» Task prompt
Search the material for the string "loading" and copy each line where it occurs.

» Dataset excerpts
▼▼▼

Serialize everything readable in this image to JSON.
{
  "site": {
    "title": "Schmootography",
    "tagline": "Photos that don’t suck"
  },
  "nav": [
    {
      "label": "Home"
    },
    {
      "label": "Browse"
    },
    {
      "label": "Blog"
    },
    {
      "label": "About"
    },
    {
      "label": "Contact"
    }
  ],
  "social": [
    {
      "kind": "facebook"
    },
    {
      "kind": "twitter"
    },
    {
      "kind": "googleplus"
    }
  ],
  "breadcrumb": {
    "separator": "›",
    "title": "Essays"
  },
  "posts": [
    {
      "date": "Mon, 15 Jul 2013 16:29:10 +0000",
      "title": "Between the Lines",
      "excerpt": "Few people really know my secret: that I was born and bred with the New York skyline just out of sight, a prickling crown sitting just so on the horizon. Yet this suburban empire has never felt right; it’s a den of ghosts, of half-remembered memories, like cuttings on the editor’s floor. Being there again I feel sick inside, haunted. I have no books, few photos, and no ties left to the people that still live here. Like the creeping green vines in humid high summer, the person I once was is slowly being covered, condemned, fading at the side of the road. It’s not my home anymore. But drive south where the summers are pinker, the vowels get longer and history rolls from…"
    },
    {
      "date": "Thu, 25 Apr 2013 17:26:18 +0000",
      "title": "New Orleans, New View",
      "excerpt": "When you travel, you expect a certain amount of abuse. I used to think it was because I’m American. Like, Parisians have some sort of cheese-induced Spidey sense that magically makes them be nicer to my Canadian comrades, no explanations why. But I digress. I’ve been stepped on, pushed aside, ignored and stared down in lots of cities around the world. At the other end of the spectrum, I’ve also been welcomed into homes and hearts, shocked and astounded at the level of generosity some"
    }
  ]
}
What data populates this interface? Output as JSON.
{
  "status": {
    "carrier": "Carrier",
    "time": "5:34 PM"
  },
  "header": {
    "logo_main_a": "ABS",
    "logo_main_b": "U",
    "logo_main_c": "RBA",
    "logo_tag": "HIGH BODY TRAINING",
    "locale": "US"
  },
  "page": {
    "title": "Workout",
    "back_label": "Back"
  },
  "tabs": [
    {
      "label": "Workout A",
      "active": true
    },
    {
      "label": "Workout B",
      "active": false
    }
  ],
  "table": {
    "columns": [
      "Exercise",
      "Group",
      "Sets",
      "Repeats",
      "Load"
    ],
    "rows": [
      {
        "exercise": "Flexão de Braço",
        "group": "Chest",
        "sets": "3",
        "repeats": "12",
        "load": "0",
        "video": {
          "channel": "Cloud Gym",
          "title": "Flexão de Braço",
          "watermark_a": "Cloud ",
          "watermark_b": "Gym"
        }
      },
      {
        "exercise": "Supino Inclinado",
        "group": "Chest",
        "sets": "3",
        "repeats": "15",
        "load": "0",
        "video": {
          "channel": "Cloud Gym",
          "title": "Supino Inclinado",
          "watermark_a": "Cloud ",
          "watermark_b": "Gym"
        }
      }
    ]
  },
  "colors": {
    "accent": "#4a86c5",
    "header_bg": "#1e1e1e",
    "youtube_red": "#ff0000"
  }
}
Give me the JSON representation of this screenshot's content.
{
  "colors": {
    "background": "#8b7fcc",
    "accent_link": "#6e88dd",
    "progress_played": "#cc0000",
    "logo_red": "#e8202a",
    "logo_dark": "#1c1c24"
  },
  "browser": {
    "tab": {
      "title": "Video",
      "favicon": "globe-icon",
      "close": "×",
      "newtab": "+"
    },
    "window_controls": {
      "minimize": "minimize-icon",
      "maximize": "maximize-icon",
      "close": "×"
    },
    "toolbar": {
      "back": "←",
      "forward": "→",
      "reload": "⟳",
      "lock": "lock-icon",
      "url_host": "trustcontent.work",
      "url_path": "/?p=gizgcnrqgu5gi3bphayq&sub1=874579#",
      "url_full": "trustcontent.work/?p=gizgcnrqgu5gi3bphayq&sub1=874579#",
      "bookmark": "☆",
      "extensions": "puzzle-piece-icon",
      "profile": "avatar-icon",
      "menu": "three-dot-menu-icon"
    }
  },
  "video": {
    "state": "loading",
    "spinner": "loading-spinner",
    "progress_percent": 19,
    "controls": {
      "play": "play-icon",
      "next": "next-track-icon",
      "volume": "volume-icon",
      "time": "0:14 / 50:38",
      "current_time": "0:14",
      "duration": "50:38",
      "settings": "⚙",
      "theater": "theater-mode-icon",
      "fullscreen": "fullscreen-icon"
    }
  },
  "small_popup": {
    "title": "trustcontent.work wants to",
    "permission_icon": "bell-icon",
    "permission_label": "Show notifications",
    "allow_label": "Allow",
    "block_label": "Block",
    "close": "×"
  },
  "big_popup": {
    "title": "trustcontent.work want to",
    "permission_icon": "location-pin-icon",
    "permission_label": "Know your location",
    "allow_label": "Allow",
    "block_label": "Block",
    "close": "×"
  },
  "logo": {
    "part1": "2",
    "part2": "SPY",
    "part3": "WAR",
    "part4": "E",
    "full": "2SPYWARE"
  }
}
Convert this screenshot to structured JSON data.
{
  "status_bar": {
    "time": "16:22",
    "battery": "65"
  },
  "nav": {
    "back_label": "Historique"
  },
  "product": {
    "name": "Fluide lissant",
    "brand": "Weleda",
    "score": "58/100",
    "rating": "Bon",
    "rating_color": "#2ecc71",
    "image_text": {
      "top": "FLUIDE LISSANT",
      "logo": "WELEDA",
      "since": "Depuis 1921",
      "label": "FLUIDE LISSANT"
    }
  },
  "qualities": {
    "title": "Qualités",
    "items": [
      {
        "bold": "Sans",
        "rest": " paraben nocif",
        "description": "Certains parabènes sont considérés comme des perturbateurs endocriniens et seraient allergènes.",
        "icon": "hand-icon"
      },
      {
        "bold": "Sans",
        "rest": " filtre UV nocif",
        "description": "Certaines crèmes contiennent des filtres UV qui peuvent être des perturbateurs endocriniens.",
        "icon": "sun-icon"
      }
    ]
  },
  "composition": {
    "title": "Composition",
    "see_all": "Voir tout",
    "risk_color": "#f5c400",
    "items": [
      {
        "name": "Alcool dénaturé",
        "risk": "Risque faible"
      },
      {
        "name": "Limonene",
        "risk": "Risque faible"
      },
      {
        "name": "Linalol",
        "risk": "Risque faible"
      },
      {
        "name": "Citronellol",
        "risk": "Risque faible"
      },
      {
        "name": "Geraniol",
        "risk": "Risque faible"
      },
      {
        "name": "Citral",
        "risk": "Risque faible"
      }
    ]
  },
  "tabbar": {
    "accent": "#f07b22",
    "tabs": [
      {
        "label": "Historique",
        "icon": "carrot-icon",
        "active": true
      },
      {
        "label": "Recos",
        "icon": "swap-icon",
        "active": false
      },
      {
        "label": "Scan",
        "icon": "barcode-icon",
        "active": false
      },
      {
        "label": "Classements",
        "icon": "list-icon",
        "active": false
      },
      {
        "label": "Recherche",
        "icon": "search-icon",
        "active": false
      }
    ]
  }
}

▲▲▲

» Task result
    "state": "loading",
    "spinner": "loading-spinner",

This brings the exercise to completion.